> **EXERCISE AIM**
Without including any pictures, write out the listing below exactly.

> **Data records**
——————
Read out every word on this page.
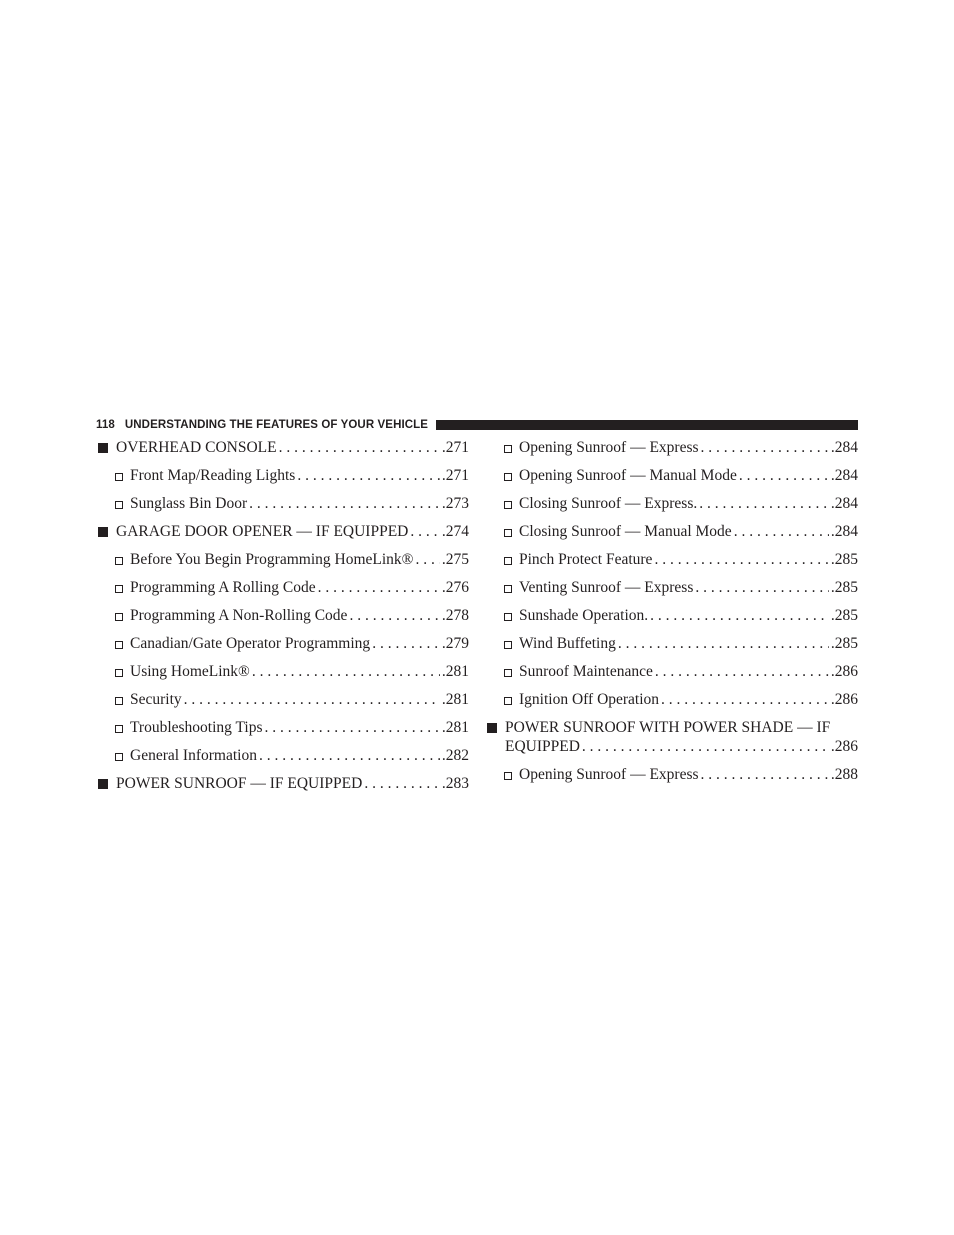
118 UNDERSTANDING THE FEATURES OF YOUR VEHICLE
OVERHEAD CONSOLE . . .	.271
Front Map/Reading Lights . . .	.271
Sunglass Bin Door . . .	.273
GARAGE DOOR OPENER — IF EQUIPPED . . . .274
Before You Begin Programming HomeLink® . . . .275
Programming A Rolling Code . . .	.276
Programming A Non-Rolling Code . . .	.278
Canadian/Gate Operator Programming . . .	.279
Using HomeLink® . . .	.281
Security . . .	.281
Troubleshooting Tips . . .	.281
General Information . . .	.282
POWER SUNROOF — IF EQUIPPED . . .	.283
Opening Sunroof — Express . . .	.284
Opening Sunroof — Manual Mode . . .	.284
Closing Sunroof — Express. . . .	.284
Closing Sunroof — Manual Mode . . .	.284
Pinch Protect Feature . . .	.285
Venting Sunroof — Express . . .	.285
Sunshade Operation. . . .	.285
Wind Buffeting . . .	.285
Sunroof Maintenance . . .	.286
Ignition Off Operation . . .	.286
POWER SUNROOF WITH POWER SHADE — IF
EQUIPPED . . .	.286
Opening Sunroof — Express . . .	.288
——————
> **TASK OUTPUT**
Read out every word on this page.
118 UNDERSTANDING THE FEATURES OF YOUR VEHICLE
OVERHEAD CONSOLE . . .	.271
Front Map/Reading Lights . . .	.271
Sunglass Bin Door . . .	.273
GARAGE DOOR OPENER — IF EQUIPPED . . . .274
Before You Begin Programming HomeLink® . . . .275
Programming A Rolling Code . . .	.276
Programming A Non-Rolling Code . . .	.278
Canadian/Gate Operator Programming . . .	.279
Using HomeLink® . . .	.281
Security . . .	.281
Troubleshooting Tips . . .	.281
General Information . . .	.282
POWER SUNROOF — IF EQUIPPED . . .	.283
Opening Sunroof — Express . . .	.284
Opening Sunroof — Manual Mode . . .	.284
Closing Sunroof — Express. . . .	.284
Closing Sunroof — Manual Mode . . .	.284
Pinch Protect Feature . . .	.285
Venting Sunroof — Express . . .	.285
Sunshade Operation. . . .	.285
Wind Buffeting . . .	.285
Sunroof Maintenance . . .	.286
Ignition Off Operation . . .	.286
POWER SUNROOF WITH POWER SHADE — IF
EQUIPPED . . .	.286
Opening Sunroof — Express . . .	.288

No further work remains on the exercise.